Take the line that contains "Enumerate this screenshot's" as the first line and the last line of the material below as the final one; reproduce exactly the lines between, inclusive.
* start DATA LISTING *
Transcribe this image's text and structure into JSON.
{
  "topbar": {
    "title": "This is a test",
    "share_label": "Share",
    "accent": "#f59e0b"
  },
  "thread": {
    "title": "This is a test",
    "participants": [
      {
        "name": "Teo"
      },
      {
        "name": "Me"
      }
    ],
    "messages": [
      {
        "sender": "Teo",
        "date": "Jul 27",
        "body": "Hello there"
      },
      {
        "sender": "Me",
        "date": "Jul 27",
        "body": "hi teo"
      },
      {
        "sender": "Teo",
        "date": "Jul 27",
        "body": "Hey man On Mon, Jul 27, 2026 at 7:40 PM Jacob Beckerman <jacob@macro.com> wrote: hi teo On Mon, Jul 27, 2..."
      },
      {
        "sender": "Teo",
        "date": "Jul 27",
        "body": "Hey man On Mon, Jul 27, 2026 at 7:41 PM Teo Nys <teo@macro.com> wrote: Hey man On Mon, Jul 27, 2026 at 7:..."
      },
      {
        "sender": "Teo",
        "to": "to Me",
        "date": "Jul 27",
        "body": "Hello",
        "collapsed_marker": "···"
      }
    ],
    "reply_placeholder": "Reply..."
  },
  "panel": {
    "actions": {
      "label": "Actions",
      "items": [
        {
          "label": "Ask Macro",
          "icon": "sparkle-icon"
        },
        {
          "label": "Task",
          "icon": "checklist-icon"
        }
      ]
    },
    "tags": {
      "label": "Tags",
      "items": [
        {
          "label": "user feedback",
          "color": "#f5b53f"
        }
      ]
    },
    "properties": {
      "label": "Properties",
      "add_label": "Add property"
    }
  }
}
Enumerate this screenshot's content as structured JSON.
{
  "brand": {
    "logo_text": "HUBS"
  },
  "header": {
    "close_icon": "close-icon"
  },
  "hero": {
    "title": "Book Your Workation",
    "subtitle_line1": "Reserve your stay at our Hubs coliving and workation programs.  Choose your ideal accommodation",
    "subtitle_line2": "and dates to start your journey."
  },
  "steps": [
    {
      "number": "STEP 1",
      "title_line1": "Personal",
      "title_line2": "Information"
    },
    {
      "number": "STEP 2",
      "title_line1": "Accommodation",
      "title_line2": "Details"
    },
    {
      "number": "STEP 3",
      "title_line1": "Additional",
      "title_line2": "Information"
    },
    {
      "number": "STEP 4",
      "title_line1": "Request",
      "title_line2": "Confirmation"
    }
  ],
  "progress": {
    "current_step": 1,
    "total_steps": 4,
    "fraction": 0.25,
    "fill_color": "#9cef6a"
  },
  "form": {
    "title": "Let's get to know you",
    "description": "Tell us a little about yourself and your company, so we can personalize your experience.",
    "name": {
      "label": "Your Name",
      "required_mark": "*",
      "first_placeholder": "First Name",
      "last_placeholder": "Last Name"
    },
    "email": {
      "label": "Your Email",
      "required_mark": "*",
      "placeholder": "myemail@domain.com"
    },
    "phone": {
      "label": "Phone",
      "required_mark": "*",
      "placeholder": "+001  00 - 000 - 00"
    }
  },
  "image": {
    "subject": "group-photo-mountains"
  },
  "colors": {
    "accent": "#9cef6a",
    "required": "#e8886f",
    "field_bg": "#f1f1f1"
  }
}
* end DATA LISTING *
THE REPLY:
Enumerate this screenshot's content as structured JSON.
{
  "brand": {
    "logo_text": "HUBS"
  },
  "header": {
    "close_icon": "close-icon"
  },
  "hero": {
    "title": "Book Your Workation",
    "subtitle_line1": "Reserve your stay at our Hubs coliving and workation programs.  Choose your ideal accommodation",
    "subtitle_line2": "and dates to start your journey."
  },
  "steps": [
    {
      "number": "STEP 1",
      "title_line1": "Personal",
      "title_line2": "Information"
    },
    {
      "number": "STEP 2",
      "title_line1": "Accommodation",
      "title_line2": "Details"
    },
    {
      "number": "STEP 3",
      "title_line1": "Additional",
      "title_line2": "Information"
    },
    {
      "number": "STEP 4",
      "title_line1": "Request",
      "title_line2": "Confirmation"
    }
  ],
  "progress": {
    "current_step": 1,
    "total_steps": 4,
    "fraction": 0.25,
    "fill_color": "#9cef6a"
  },
  "form": {
    "title": "Let's get to know you",
    "description": "Tell us a little about yourself and your company, so we can personalize your experience.",
    "name": {
      "label": "Your Name",
      "required_mark": "*",
      "first_placeholder": "First Name",
      "last_placeholder": "Last Name"
    },
    "email": {
      "label": "Your Email",
      "required_mark": "*",
      "placeholder": "myemail@domain.com"
    },
    "phone": {
      "label": "Phone",
      "required_mark": "*",
      "placeholder": "+001  00 - 000 - 00"
    }
  },
  "image": {
    "subject": "group-photo-mountains"
  },
  "colors": {
    "accent": "#9cef6a",
    "required": "#e8886f",
    "field_bg": "#f1f1f1"
  }
}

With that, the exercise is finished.